>> BEGIN Material shown

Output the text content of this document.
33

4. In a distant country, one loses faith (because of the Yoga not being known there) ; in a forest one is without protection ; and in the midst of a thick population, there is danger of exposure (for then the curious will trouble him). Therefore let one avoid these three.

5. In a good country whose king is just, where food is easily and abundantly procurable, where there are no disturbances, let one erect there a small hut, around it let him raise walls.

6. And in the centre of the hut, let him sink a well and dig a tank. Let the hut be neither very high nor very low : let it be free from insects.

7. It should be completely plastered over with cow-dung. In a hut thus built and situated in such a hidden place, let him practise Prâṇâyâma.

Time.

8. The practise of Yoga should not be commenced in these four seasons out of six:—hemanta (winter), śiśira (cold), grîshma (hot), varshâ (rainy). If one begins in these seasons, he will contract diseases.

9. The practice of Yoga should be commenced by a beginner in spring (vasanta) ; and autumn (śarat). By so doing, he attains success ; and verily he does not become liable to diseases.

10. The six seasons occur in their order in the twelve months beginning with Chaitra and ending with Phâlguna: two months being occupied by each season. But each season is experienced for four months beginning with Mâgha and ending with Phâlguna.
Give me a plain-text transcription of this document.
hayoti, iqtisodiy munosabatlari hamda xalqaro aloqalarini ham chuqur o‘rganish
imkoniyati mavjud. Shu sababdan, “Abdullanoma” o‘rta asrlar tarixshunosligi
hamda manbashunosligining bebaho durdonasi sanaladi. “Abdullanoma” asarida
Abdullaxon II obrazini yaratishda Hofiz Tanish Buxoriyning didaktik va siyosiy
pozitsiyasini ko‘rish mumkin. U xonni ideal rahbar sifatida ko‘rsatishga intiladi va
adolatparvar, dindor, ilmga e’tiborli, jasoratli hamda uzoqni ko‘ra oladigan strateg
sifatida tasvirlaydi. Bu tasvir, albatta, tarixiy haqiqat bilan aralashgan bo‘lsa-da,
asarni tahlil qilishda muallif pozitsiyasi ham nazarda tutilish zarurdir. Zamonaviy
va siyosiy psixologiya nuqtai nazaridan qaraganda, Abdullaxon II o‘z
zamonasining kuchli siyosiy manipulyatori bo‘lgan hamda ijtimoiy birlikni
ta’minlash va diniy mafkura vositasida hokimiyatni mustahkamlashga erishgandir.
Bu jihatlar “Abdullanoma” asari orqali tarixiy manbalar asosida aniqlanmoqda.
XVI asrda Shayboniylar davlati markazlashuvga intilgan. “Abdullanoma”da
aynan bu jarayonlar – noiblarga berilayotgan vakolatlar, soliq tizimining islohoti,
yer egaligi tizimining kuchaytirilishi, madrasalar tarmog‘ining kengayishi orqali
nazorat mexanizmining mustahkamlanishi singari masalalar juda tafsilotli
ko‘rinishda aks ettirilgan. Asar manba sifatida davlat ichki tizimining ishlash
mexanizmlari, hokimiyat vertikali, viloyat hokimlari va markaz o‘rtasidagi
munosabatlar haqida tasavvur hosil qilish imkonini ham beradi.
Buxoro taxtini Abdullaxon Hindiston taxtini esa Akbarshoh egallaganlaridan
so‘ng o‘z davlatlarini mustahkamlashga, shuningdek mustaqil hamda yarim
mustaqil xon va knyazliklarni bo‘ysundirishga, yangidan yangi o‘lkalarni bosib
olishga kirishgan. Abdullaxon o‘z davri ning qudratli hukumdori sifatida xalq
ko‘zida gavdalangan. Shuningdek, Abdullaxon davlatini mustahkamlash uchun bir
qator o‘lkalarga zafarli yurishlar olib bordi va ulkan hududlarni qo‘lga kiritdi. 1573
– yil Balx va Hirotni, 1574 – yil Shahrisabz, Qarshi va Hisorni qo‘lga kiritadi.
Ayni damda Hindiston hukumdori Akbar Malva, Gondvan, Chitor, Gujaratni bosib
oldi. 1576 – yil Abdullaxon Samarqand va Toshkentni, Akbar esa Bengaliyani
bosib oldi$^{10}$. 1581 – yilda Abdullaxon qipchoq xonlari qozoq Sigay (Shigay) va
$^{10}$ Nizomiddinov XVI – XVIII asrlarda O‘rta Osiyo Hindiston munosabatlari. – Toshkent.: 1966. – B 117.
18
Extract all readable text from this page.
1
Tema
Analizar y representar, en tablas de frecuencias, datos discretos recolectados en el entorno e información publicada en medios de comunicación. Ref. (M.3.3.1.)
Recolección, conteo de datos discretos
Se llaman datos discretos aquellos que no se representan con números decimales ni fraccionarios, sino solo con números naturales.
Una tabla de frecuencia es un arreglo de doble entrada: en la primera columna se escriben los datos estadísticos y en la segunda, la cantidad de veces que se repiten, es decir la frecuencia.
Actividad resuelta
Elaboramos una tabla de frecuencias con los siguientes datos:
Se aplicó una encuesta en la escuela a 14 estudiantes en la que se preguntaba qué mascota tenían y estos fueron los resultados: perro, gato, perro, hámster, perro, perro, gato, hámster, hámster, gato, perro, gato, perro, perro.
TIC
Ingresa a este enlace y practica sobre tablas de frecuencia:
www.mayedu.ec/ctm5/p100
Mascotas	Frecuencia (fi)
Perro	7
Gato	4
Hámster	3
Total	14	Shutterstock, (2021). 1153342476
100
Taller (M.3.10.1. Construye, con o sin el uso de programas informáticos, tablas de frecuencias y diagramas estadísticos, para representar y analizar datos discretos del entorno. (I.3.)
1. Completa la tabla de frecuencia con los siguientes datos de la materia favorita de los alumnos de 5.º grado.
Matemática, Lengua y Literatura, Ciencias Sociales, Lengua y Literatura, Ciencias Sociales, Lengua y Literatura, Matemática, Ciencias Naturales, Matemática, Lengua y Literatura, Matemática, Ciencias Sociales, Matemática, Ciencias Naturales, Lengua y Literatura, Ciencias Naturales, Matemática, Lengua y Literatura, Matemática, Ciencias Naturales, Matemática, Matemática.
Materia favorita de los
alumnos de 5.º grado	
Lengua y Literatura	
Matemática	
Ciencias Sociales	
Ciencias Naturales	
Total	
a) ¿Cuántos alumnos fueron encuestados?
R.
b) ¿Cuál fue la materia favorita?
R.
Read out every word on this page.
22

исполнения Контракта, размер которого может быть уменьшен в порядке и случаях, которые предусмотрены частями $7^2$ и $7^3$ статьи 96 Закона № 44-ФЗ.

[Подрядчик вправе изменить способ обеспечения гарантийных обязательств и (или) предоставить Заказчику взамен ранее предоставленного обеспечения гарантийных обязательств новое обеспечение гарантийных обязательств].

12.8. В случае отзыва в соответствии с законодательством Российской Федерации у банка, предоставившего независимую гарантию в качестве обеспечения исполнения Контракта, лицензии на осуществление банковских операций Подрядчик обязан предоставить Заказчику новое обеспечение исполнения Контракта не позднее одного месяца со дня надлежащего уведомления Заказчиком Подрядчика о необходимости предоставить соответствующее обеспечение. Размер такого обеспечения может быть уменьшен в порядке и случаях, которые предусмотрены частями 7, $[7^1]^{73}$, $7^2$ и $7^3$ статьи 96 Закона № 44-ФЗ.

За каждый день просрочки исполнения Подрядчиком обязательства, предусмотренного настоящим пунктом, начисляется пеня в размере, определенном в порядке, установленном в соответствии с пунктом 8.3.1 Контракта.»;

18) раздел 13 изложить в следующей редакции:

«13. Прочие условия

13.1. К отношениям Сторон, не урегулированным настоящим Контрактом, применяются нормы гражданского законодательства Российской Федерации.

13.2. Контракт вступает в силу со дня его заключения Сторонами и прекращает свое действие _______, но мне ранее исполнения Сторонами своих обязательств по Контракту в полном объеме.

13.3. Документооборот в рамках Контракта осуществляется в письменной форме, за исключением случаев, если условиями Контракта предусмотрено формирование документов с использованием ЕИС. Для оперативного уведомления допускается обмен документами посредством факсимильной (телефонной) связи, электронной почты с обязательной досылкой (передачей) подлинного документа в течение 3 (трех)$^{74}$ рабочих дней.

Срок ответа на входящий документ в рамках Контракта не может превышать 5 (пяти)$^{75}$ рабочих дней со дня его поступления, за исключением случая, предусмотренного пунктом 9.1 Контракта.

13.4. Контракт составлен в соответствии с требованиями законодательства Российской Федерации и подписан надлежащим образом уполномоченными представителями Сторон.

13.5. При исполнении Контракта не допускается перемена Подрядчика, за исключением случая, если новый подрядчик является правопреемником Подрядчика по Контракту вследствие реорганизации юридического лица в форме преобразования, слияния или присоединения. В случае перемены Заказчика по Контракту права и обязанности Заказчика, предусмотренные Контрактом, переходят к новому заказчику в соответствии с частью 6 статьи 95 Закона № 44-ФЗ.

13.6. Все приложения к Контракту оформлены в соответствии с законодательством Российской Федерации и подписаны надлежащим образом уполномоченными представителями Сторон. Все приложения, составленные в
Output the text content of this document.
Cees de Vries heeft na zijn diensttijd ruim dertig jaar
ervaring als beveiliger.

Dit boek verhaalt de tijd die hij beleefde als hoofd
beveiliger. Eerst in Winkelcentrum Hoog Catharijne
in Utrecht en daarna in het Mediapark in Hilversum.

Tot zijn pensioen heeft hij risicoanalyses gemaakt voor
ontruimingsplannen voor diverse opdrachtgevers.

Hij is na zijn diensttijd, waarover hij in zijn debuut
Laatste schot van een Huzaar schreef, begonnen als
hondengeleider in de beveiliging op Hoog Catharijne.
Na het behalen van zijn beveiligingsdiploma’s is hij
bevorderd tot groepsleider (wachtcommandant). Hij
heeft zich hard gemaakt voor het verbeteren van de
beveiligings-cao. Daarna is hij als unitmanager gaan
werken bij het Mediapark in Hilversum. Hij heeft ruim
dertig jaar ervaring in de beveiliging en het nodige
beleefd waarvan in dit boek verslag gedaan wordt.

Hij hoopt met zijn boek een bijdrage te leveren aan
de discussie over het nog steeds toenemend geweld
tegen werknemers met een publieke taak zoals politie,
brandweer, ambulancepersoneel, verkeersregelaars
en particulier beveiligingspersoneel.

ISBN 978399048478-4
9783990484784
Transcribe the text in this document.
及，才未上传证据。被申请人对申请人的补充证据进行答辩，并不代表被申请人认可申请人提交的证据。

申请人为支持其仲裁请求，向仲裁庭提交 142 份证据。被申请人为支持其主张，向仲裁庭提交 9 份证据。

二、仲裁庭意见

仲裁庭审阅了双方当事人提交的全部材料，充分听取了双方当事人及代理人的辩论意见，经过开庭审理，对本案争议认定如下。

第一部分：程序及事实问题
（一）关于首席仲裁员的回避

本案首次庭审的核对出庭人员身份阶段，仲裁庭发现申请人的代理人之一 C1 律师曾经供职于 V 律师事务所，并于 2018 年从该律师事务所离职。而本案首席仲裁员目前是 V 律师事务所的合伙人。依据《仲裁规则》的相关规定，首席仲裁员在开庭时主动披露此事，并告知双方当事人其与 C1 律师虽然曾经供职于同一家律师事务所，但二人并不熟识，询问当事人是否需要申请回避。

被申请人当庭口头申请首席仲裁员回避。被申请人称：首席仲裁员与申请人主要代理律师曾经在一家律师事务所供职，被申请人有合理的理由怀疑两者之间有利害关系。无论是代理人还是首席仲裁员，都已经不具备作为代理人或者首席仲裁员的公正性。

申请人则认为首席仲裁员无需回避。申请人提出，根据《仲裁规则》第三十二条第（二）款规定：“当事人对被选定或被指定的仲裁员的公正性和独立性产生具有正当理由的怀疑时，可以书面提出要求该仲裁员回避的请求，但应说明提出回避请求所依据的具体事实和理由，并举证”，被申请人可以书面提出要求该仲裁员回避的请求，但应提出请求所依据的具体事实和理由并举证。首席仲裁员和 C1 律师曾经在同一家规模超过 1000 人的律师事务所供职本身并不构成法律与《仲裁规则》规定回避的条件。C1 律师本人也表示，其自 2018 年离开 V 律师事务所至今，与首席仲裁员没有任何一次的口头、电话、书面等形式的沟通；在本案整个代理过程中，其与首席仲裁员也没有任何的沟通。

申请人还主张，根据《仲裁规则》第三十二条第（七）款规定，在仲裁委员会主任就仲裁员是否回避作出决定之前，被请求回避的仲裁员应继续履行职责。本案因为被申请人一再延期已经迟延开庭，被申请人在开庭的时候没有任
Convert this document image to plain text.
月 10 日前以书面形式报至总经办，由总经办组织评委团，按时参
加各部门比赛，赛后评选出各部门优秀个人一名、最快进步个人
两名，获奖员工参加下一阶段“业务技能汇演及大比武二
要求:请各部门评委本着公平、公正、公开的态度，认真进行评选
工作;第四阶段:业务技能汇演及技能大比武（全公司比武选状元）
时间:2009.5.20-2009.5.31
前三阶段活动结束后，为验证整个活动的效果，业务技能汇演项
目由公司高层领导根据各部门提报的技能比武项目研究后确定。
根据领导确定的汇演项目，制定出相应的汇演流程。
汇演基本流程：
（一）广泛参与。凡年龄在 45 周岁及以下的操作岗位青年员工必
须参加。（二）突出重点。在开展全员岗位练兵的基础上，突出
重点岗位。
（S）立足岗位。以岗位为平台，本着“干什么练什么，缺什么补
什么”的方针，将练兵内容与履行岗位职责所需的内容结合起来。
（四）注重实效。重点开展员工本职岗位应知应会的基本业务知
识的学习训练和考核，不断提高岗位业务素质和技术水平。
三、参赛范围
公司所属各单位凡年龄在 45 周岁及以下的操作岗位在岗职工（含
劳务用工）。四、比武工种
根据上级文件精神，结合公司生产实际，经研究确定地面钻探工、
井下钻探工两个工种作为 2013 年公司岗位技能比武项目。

>> END Material shown

| Work to be completed |
Gather all lines where the word "seasons" appears.

| Complete output |
8. The practise of Yoga should not be commenced in these four seasons out of six:—hemanta (winter), śiśira (cold), grîshma (hot), varshâ (rainy). If one begins in these seasons, he will contract diseases.
10. The six seasons occur in their order in the twelve months beginning with Chaitra and ending with Phâlguna: two months being occupied by each season. But each season is experienced for four months beginning with Mâgha and ending with Phâlguna.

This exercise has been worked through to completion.